--- start Material to process ---

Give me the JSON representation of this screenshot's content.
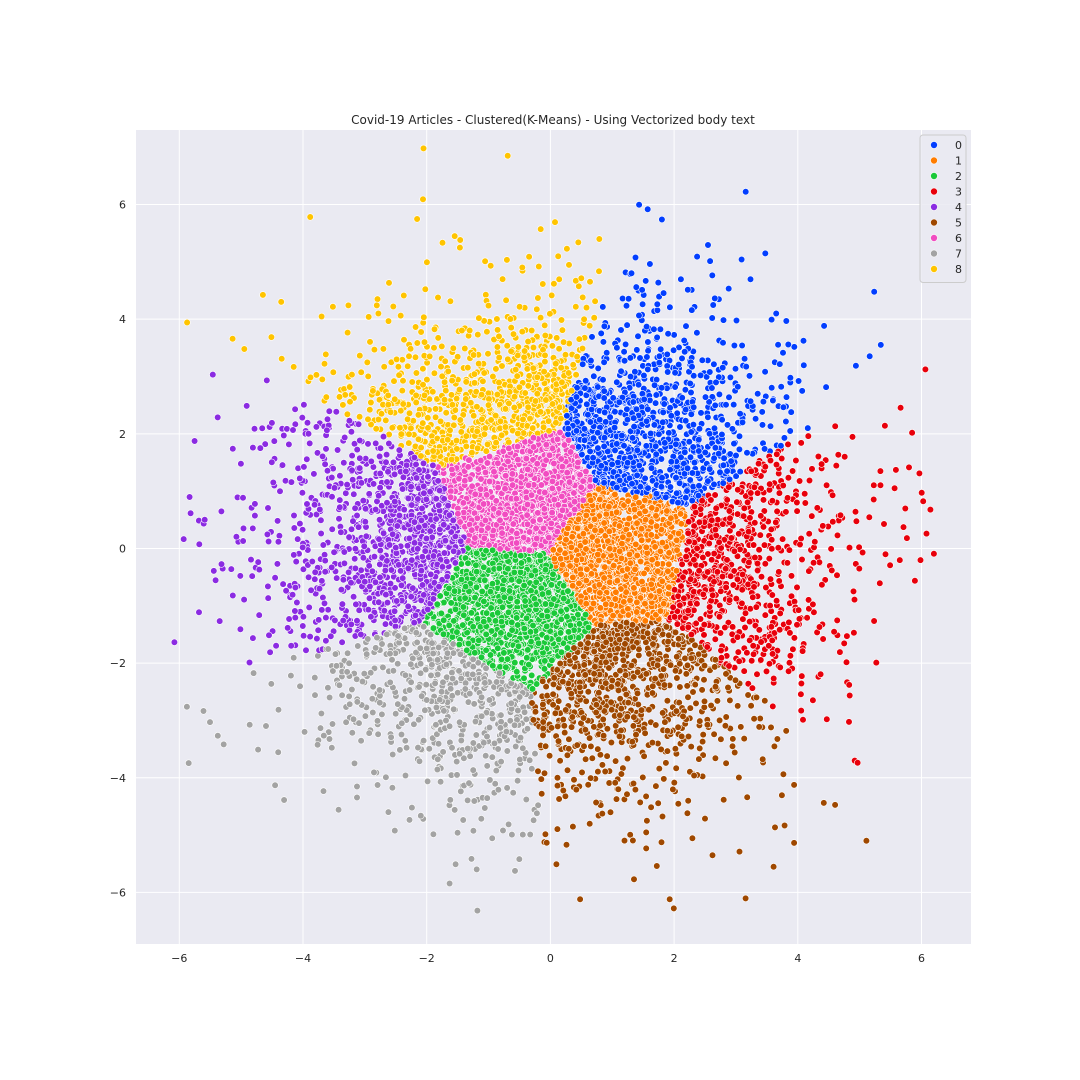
{
  "chart_data": {
    "type": "scatter",
    "title": "Covid-19 Articles - Clustered(K-Means) - Using Vectorized body text",
    "xlabel": "",
    "ylabel": "",
    "xlim": [
      -6.7,
      6.8
    ],
    "ylim": [
      -6.9,
      7.3
    ],
    "x_ticks": [
      "−6",
      "−4",
      "−2",
      "0",
      "2",
      "4",
      "6"
    ],
    "y_ticks": [
      "−6",
      "−4",
      "−2",
      "0",
      "2",
      "4",
      "6"
    ],
    "x_tick_values": [
      -6,
      -4,
      -2,
      0,
      2,
      4,
      6
    ],
    "y_tick_values": [
      -6,
      -4,
      -2,
      0,
      2,
      4,
      6
    ],
    "grid": true,
    "background": "#eaeaf2",
    "legend_position": "top-right",
    "series": [
      {
        "name": "0",
        "color": "#023eff",
        "center": [
          1.5,
          2.0
        ],
        "spread": [
          0.85,
          0.75
        ],
        "approx_points": 1400
      },
      {
        "name": "1",
        "color": "#ff7c00",
        "center": [
          1.0,
          0.0
        ],
        "spread": [
          0.55,
          0.55
        ],
        "approx_points": 1200
      },
      {
        "name": "2",
        "color": "#1ac938",
        "center": [
          -0.6,
          -1.0
        ],
        "spread": [
          0.6,
          0.55
        ],
        "approx_points": 1200
      },
      {
        "name": "3",
        "color": "#e8000b",
        "center": [
          3.2,
          -0.4
        ],
        "spread": [
          0.95,
          1.1
        ],
        "approx_points": 1200
      },
      {
        "name": "4",
        "color": "#8b2be2",
        "center": [
          -2.6,
          0.1
        ],
        "spread": [
          0.9,
          0.8
        ],
        "approx_points": 1200
      },
      {
        "name": "5",
        "color": "#9f4800",
        "center": [
          1.2,
          -2.6
        ],
        "spread": [
          0.9,
          0.9
        ],
        "approx_points": 1100
      },
      {
        "name": "6",
        "color": "#f14cc1",
        "center": [
          -0.4,
          0.9
        ],
        "spread": [
          0.5,
          0.45
        ],
        "approx_points": 900
      },
      {
        "name": "7",
        "color": "#a3a3a3",
        "center": [
          -1.8,
          -2.8
        ],
        "spread": [
          1.0,
          1.0
        ],
        "approx_points": 1000
      },
      {
        "name": "8",
        "color": "#ffc400",
        "center": [
          -1.0,
          2.7
        ],
        "spread": [
          0.95,
          0.75
        ],
        "approx_points": 1200
      }
    ]
  }
}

--- end Material to process ---

§ **The exercise**
Show every line from the entries above in which "name" appears.

§ **Solution for this problem**
        "name": "0",
        "name": "1",
        "name": "2",
        "name": "3",
        "name": "4",
        "name": "5",
        "name": "6",
        "name": "7",
        "name": "8",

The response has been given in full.